_EXERCISE DIRECTIONS_
Lines that contain "formatting" are to be counted; give only their number.

_INFORMATION SHOWN_
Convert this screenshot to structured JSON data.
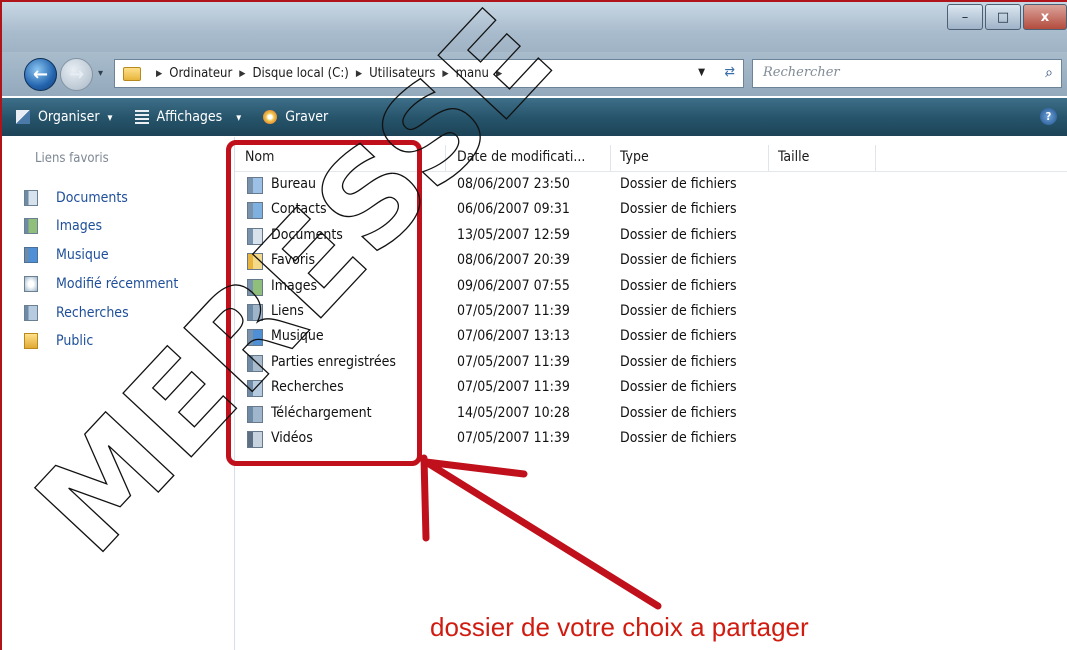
{
  "window": {
    "buttons": {
      "minimize": "–",
      "maximize": "□",
      "close": "x"
    }
  },
  "address_bar": {
    "crumbs": [
      "Ordinateur",
      "Disque local (C:)",
      "Utilisateurs",
      "manu"
    ]
  },
  "search": {
    "placeholder": "Rechercher"
  },
  "toolbar": {
    "organize": "Organiser",
    "views": "Affichages",
    "burn": "Graver",
    "dropdown_glyph": "▾"
  },
  "sidebar": {
    "heading": "Liens favoris",
    "items": [
      {
        "label": "Documents",
        "icon": "documents-icon"
      },
      {
        "label": "Images",
        "icon": "images-icon"
      },
      {
        "label": "Musique",
        "icon": "music-icon"
      },
      {
        "label": "Modifié récemment",
        "icon": "recent-icon"
      },
      {
        "label": "Recherches",
        "icon": "search-folder-icon"
      },
      {
        "label": "Public",
        "icon": "folder-icon"
      }
    ]
  },
  "columns": [
    "Nom",
    "Date de modificati...",
    "Type",
    "Taille"
  ],
  "files": [
    {
      "name": "Bureau",
      "date": "08/06/2007 23:50",
      "type": "Dossier de fichiers",
      "icon": "desktop-folder-icon"
    },
    {
      "name": "Contacts",
      "date": "06/06/2007 09:31",
      "type": "Dossier de fichiers",
      "icon": "contacts-folder-icon"
    },
    {
      "name": "Documents",
      "date": "13/05/2007 12:59",
      "type": "Dossier de fichiers",
      "icon": "documents-folder-icon"
    },
    {
      "name": "Favoris",
      "date": "08/06/2007 20:39",
      "type": "Dossier de fichiers",
      "icon": "favorites-folder-icon"
    },
    {
      "name": "Images",
      "date": "09/06/2007 07:55",
      "type": "Dossier de fichiers",
      "icon": "images-folder-icon"
    },
    {
      "name": "Liens",
      "date": "07/05/2007 11:39",
      "type": "Dossier de fichiers",
      "icon": "links-folder-icon"
    },
    {
      "name": "Musique",
      "date": "07/06/2007 13:13",
      "type": "Dossier de fichiers",
      "icon": "music-folder-icon"
    },
    {
      "name": "Parties enregistrées",
      "date": "07/05/2007 11:39",
      "type": "Dossier de fichiers",
      "icon": "saved-games-folder-icon"
    },
    {
      "name": "Recherches",
      "date": "07/05/2007 11:39",
      "type": "Dossier de fichiers",
      "icon": "searches-folder-icon"
    },
    {
      "name": "Téléchargement",
      "date": "14/05/2007 10:28",
      "type": "Dossier de fichiers",
      "icon": "downloads-folder-icon"
    },
    {
      "name": "Vidéos",
      "date": "07/05/2007 11:39",
      "type": "Dossier de fichiers",
      "icon": "videos-folder-icon"
    }
  ],
  "annotation": {
    "caption": "dossier de votre choix a partager",
    "color": "#c0101c"
  },
  "watermark": {
    "text": "MERESSE"
  }
}
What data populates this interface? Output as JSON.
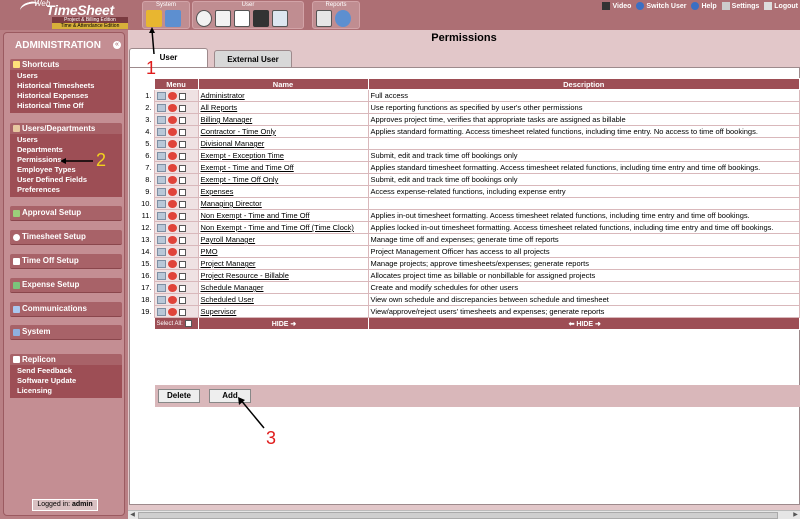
{
  "logo": {
    "web": "Web",
    "name": "TimeSheet",
    "edition1": "Project & Billing Edition",
    "edition2": "Time & Attendance Edition"
  },
  "toolbar": {
    "groups": [
      {
        "title": "System"
      },
      {
        "title": "User"
      },
      {
        "title": "Reports"
      }
    ],
    "links": {
      "video": "Video",
      "switch_user": "Switch User",
      "help": "Help",
      "settings": "Settings",
      "logout": "Logout"
    }
  },
  "sidebar": {
    "title": "ADMINISTRATION",
    "shortcuts": {
      "title": "Shortcuts",
      "items": [
        "Users",
        "Historical Timesheets",
        "Historical Expenses",
        "Historical Time Off"
      ]
    },
    "users_departments": {
      "title": "Users/Departments",
      "items": [
        "Users",
        "Departments",
        "Permissions",
        "Employee Types",
        "User Defined Fields",
        "Preferences"
      ]
    },
    "collapsed": [
      "Approval Setup",
      "Timesheet Setup",
      "Time Off Setup",
      "Expense Setup",
      "Communications",
      "System"
    ],
    "replicon": {
      "title": "Replicon",
      "items": [
        "Send Feedback",
        "Software Update",
        "Licensing"
      ]
    },
    "logged_in_label": "Logged in:",
    "logged_in_user": "admin"
  },
  "main": {
    "title": "Permissions",
    "tabs": [
      "User",
      "External User"
    ],
    "columns": {
      "menu": "Menu",
      "name": "Name",
      "description": "Description"
    },
    "rows": [
      {
        "num": "1.",
        "name": "Administrator",
        "description": "Full access"
      },
      {
        "num": "2.",
        "name": "All Reports",
        "description": "Use reporting functions as specified by user's other permissions"
      },
      {
        "num": "3.",
        "name": "Billing Manager",
        "description": "Approves project time, verifies that appropriate tasks are assigned as billable"
      },
      {
        "num": "4.",
        "name": "Contractor - Time Only",
        "description": "Applies standard formatting. Access timesheet related functions, including time entry. No access to time off bookings."
      },
      {
        "num": "5.",
        "name": "Divisional Manager",
        "description": ""
      },
      {
        "num": "6.",
        "name": "Exempt - Exception Time",
        "description": "Submit, edit and track time off bookings only"
      },
      {
        "num": "7.",
        "name": "Exempt - Time and Time Off",
        "description": "Applies standard timesheet formatting. Access timesheet related functions, including time entry and time off bookings."
      },
      {
        "num": "8.",
        "name": "Exempt - Time Off Only",
        "description": "Submit, edit and track time off bookings only"
      },
      {
        "num": "9.",
        "name": "Expenses",
        "description": "Access expense-related functions, including expense entry"
      },
      {
        "num": "10.",
        "name": "Managing Director",
        "description": ""
      },
      {
        "num": "11.",
        "name": "Non Exempt - Time and Time Off",
        "description": "Applies in-out timesheet formatting. Access timesheet related functions, including time entry and time off bookings."
      },
      {
        "num": "12.",
        "name": "Non Exempt - Time and Time Off (Time Clock)",
        "description": "Applies locked in-out timesheet formatting. Access timesheet related functions, including time entry and time off bookings."
      },
      {
        "num": "13.",
        "name": "Payroll Manager",
        "description": "Manage time off and expenses; generate time off reports"
      },
      {
        "num": "14.",
        "name": "PMO",
        "description": "Project Management Officer has access to all projects"
      },
      {
        "num": "15.",
        "name": "Project Manager",
        "description": "Manage projects; approve timesheets/expenses; generate reports"
      },
      {
        "num": "16.",
        "name": "Project Resource - Billable",
        "description": "Allocates project time as billable or nonbillable for assigned projects"
      },
      {
        "num": "17.",
        "name": "Schedule Manager",
        "description": "Create and modify schedules for other users"
      },
      {
        "num": "18.",
        "name": "Scheduled User",
        "description": "View own schedule and discrepancies between schedule and timesheet"
      },
      {
        "num": "19.",
        "name": "Supervisor",
        "description": "View/approve/reject users' timesheets and expenses; generate reports"
      }
    ],
    "footer": {
      "select_all": "Select All:",
      "hide_right": "HIDE ➜",
      "hide_left": "⬅ HIDE ➜"
    },
    "buttons": {
      "delete": "Delete",
      "add": "Add"
    }
  },
  "annotations": {
    "a1": "1",
    "a2": "2",
    "a3": "3"
  },
  "colors": {
    "header": "#9d4e55",
    "sidebar": "#c48e93",
    "annotation_red": "#e01c1c",
    "annotation_yellow": "#f3d21e"
  }
}
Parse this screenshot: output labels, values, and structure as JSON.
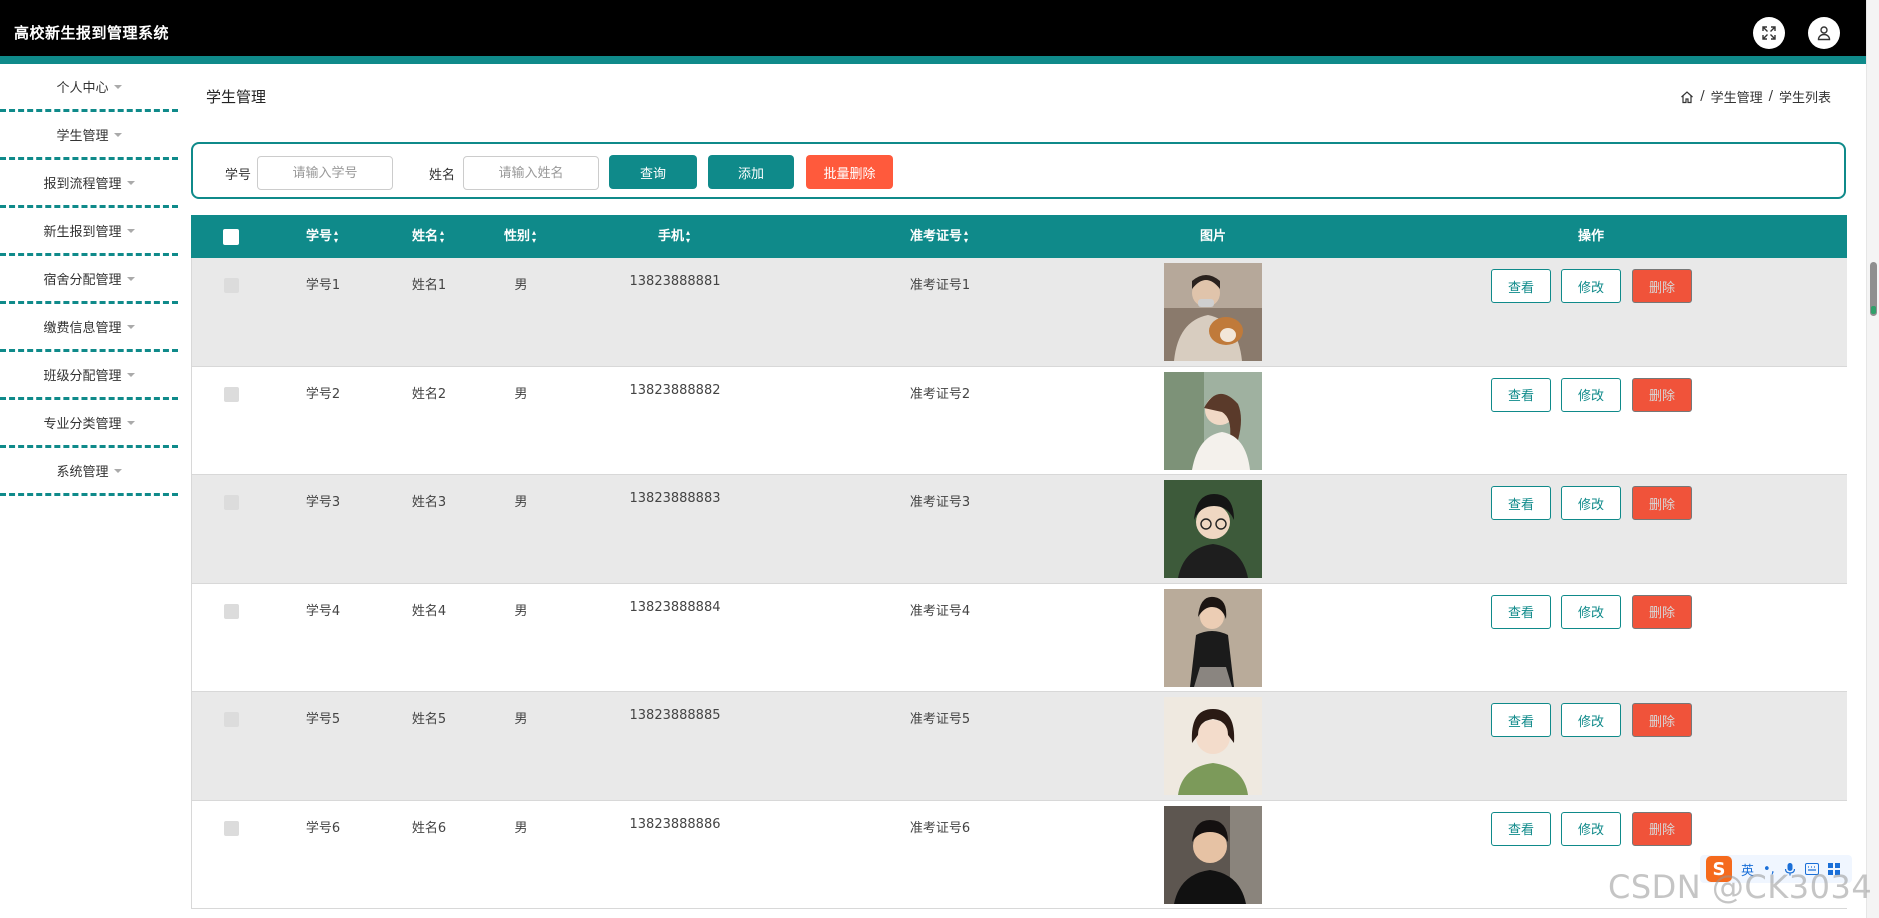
{
  "app": {
    "title": "高校新生报到管理系统"
  },
  "icons": {
    "fullscreen": "expand-icon",
    "user": "user-icon",
    "home": "home-icon"
  },
  "colors": {
    "primary": "#0f8a8a",
    "danger": "#ff5a3c",
    "topbar": "#000000"
  },
  "sidebar": {
    "items": [
      {
        "label": "个人中心"
      },
      {
        "label": "学生管理"
      },
      {
        "label": "报到流程管理"
      },
      {
        "label": "新生报到管理"
      },
      {
        "label": "宿舍分配管理"
      },
      {
        "label": "缴费信息管理"
      },
      {
        "label": "班级分配管理"
      },
      {
        "label": "专业分类管理"
      },
      {
        "label": "系统管理"
      }
    ]
  },
  "page": {
    "title": "学生管理",
    "breadcrumb": [
      "学生管理",
      "学生列表"
    ],
    "breadcrumb_sep": "/"
  },
  "search": {
    "xuehao_label": "学号",
    "xuehao_placeholder": "请输入学号",
    "xingming_label": "姓名",
    "xingming_placeholder": "请输入姓名",
    "query_button": "查询",
    "add_button": "添加",
    "batch_delete_button": "批量删除"
  },
  "table": {
    "columns": [
      "学号",
      "姓名",
      "性别",
      "手机",
      "准考证号",
      "图片",
      "操作"
    ],
    "rows": [
      {
        "xuehao": "学号1",
        "xingming": "姓名1",
        "xingbie": "男",
        "shouji": "13823888881",
        "zhunkaozheng": "准考证号1"
      },
      {
        "xuehao": "学号2",
        "xingming": "姓名2",
        "xingbie": "男",
        "shouji": "13823888882",
        "zhunkaozheng": "准考证号2"
      },
      {
        "xuehao": "学号3",
        "xingming": "姓名3",
        "xingbie": "男",
        "shouji": "13823888883",
        "zhunkaozheng": "准考证号3"
      },
      {
        "xuehao": "学号4",
        "xingming": "姓名4",
        "xingbie": "男",
        "shouji": "13823888884",
        "zhunkaozheng": "准考证号4"
      },
      {
        "xuehao": "学号5",
        "xingming": "姓名5",
        "xingbie": "男",
        "shouji": "13823888885",
        "zhunkaozheng": "准考证号5"
      },
      {
        "xuehao": "学号6",
        "xingming": "姓名6",
        "xingbie": "男",
        "shouji": "13823888886",
        "zhunkaozheng": "准考证号6"
      }
    ],
    "actions": {
      "view": "查看",
      "edit": "修改",
      "delete": "删除"
    }
  },
  "overlay": {
    "ime_mode": "英",
    "watermark": "CSDN @CK3034"
  }
}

_CORRECT OUTPUT_
4